* Records provided

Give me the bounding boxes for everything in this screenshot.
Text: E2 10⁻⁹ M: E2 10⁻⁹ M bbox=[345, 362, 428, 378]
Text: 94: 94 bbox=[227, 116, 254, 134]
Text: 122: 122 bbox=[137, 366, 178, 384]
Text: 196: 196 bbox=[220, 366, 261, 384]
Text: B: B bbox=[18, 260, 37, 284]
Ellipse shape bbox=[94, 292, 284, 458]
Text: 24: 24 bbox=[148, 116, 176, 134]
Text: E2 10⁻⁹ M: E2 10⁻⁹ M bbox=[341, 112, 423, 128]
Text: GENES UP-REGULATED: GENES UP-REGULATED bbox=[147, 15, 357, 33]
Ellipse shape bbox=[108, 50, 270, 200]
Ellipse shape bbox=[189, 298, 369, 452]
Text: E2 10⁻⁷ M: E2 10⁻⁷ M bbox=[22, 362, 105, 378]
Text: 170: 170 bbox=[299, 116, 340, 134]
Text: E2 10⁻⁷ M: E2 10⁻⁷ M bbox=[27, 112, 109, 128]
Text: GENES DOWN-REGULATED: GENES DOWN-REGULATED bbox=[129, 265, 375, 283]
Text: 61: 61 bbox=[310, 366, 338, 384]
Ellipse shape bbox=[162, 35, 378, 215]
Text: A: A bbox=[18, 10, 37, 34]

* Work instruction
The data should be transcribed exactly, line for line.

* Output for this exercise
Give me the bounding boxes for everything in this screenshot.
Text: E2 10⁻⁹ M: E2 10⁻⁹ M bbox=[345, 362, 428, 378]
Text: 94: 94 bbox=[227, 116, 254, 134]
Text: 122: 122 bbox=[137, 366, 178, 384]
Text: 196: 196 bbox=[220, 366, 261, 384]
Text: B: B bbox=[18, 260, 37, 284]
Ellipse shape bbox=[94, 292, 284, 458]
Text: 24: 24 bbox=[148, 116, 176, 134]
Text: E2 10⁻⁹ M: E2 10⁻⁹ M bbox=[341, 112, 423, 128]
Text: GENES UP-REGULATED: GENES UP-REGULATED bbox=[147, 15, 357, 33]
Ellipse shape bbox=[108, 50, 270, 200]
Ellipse shape bbox=[189, 298, 369, 452]
Text: E2 10⁻⁷ M: E2 10⁻⁷ M bbox=[22, 362, 105, 378]
Text: 170: 170 bbox=[299, 116, 340, 134]
Text: E2 10⁻⁷ M: E2 10⁻⁷ M bbox=[27, 112, 109, 128]
Text: GENES DOWN-REGULATED: GENES DOWN-REGULATED bbox=[129, 265, 375, 283]
Text: 61: 61 bbox=[310, 366, 338, 384]
Ellipse shape bbox=[162, 35, 378, 215]
Text: A: A bbox=[18, 10, 37, 34]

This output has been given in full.